REQUEST - Take down each entry exactly as written.

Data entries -
##########
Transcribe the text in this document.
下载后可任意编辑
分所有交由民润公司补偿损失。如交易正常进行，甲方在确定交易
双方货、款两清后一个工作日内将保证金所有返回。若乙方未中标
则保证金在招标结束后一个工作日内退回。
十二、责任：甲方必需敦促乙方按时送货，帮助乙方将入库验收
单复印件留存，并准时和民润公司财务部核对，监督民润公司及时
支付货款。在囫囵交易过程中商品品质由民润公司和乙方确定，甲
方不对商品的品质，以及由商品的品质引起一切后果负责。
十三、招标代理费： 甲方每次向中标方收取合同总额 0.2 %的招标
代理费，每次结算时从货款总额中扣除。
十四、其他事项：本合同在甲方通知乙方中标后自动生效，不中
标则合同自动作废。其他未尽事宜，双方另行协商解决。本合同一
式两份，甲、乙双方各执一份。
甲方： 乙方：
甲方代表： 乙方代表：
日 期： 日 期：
##########
EXERCISE RESULT -
Transcribe the text in this document.
下载后可任意编辑
分所有交由民润公司补偿损失。如交易正常进行，甲方在确定交易
双方货、款两清后一个工作日内将保证金所有返回。若乙方未中标
则保证金在招标结束后一个工作日内退回。
十二、责任：甲方必需敦促乙方按时送货，帮助乙方将入库验收
单复印件留存，并准时和民润公司财务部核对，监督民润公司及时
支付货款。在囫囵交易过程中商品品质由民润公司和乙方确定，甲
方不对商品的品质，以及由商品的品质引起一切后果负责。
十三、招标代理费： 甲方每次向中标方收取合同总额 0.2 %的招标
代理费，每次结算时从货款总额中扣除。
十四、其他事项：本合同在甲方通知乙方中标后自动生效，不中
标则合同自动作废。其他未尽事宜，双方另行协商解决。本合同一
式两份，甲、乙双方各执一份。
甲方： 乙方：
甲方代表： 乙方代表：
日 期： 日 期：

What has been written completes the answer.